• **AIM OF THE EXERCISE**
Please pull out every line that includes the string "JSON".
^^^^
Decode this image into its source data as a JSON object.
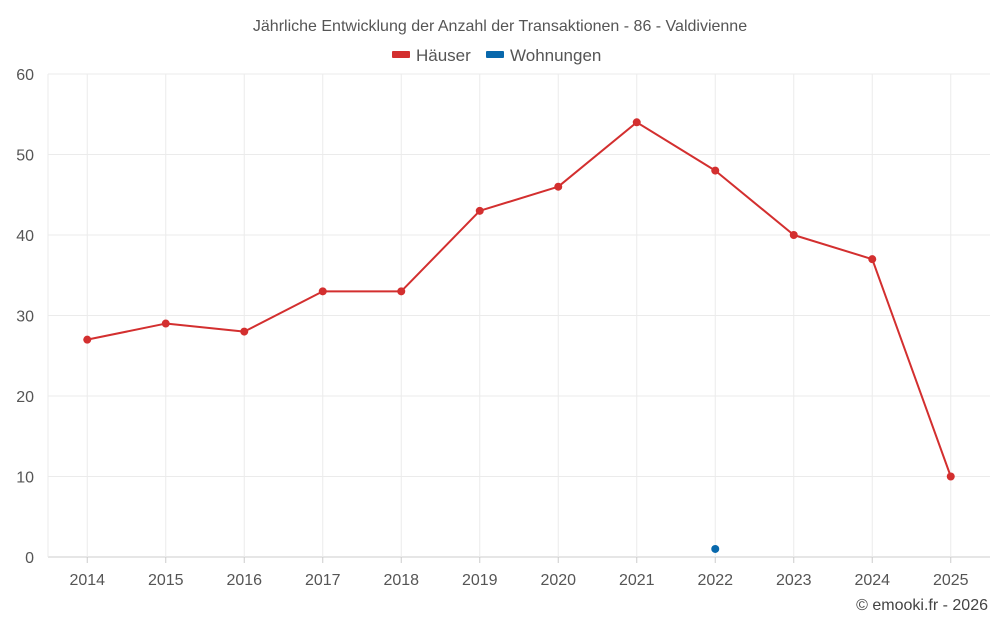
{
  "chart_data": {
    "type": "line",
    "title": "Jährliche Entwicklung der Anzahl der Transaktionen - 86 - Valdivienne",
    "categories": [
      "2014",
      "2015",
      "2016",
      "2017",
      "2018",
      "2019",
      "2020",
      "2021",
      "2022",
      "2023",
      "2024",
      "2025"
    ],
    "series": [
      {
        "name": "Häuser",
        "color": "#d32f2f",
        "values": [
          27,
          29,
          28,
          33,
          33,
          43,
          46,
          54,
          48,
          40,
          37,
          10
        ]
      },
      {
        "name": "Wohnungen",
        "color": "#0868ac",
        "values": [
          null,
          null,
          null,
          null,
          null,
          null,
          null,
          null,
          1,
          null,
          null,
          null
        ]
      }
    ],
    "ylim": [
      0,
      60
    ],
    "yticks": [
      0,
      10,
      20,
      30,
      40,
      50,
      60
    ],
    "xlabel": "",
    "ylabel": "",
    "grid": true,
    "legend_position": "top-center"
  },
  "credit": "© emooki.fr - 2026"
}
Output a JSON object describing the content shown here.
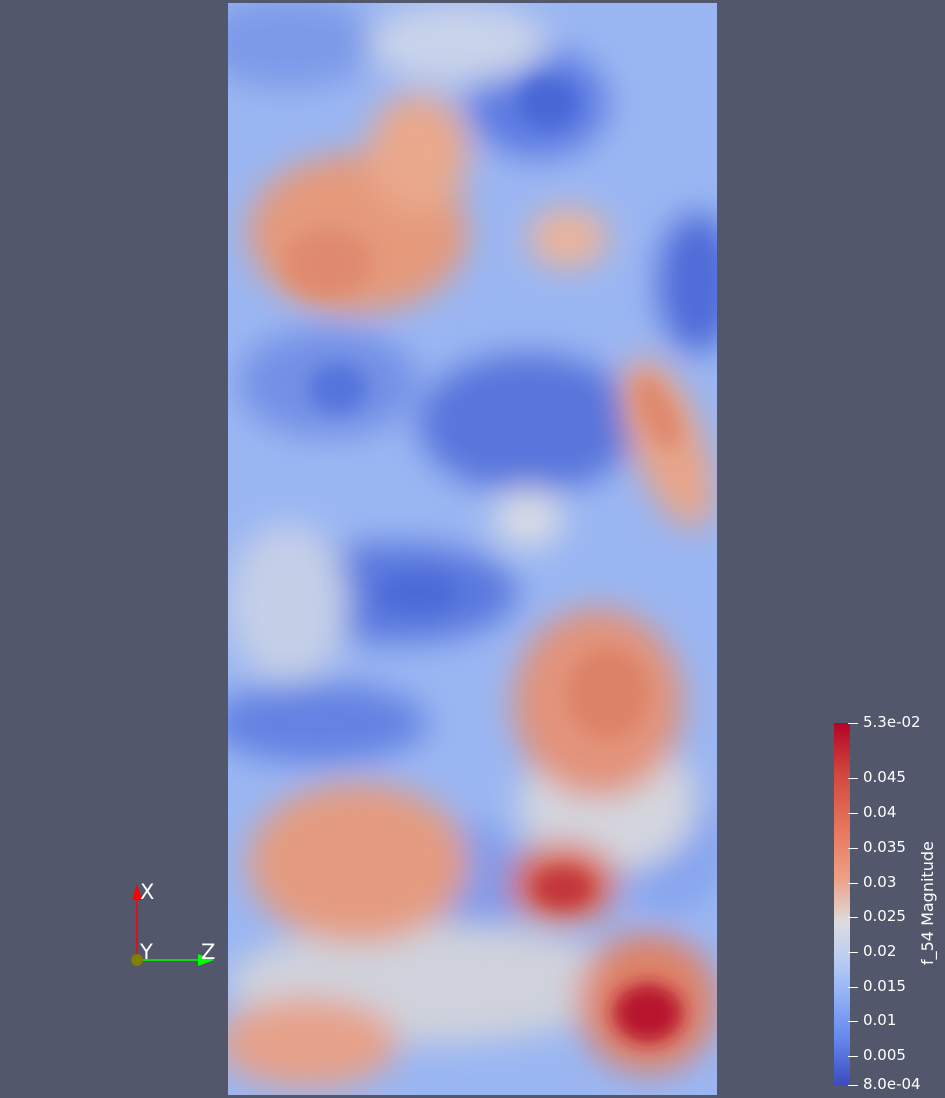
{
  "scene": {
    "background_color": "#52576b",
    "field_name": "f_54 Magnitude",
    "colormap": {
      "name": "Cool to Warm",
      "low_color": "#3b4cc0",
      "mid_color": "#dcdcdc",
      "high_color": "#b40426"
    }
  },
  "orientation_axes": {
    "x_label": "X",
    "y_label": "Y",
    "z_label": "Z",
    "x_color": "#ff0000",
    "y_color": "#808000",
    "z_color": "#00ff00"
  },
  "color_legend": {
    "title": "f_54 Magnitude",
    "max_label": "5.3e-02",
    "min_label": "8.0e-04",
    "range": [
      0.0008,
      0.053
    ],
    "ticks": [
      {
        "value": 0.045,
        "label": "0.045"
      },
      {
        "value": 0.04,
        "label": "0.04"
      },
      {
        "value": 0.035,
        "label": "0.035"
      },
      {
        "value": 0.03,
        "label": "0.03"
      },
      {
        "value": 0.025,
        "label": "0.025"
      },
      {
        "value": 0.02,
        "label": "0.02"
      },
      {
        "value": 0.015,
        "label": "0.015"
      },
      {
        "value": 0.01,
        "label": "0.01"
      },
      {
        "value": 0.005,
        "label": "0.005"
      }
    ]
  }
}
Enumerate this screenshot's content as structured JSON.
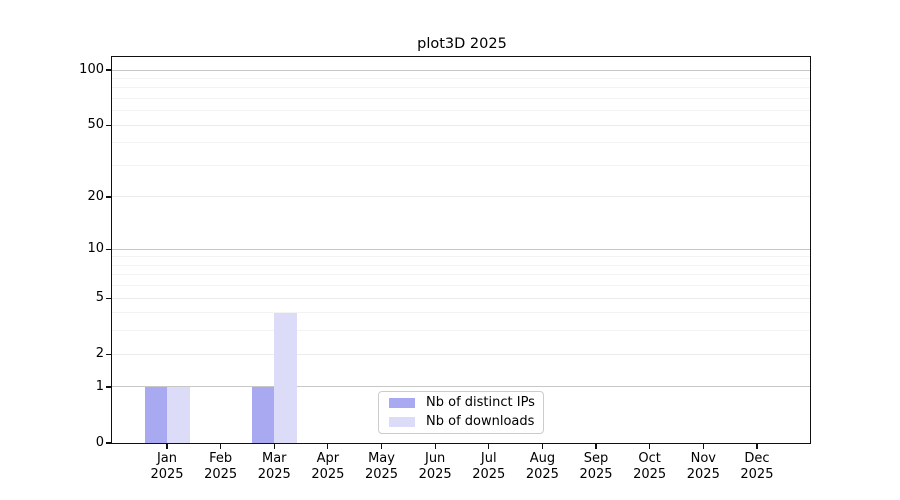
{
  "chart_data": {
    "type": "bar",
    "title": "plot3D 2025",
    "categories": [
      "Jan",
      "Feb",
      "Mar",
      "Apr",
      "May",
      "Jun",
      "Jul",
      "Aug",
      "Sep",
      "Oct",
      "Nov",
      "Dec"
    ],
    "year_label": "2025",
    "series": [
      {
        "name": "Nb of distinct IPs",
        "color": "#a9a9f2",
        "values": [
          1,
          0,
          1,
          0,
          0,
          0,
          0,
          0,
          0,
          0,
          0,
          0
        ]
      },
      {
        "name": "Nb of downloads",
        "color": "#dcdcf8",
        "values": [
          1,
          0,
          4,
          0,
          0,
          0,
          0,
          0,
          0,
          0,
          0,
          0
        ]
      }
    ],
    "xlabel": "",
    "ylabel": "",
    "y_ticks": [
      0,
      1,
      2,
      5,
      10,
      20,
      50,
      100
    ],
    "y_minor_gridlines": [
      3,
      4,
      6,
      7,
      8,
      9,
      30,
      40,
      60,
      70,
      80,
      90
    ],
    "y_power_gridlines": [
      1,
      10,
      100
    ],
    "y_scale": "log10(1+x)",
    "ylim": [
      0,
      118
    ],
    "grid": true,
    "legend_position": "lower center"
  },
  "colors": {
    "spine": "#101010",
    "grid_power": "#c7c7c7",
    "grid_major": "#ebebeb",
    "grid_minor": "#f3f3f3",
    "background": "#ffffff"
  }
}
^^^^
• **RESPONSE BELOW**
Decode this image into its source data as a JSON object.
Output a JSON object describing the content shown here.
Enumerate this screenshot's content as structured JSON.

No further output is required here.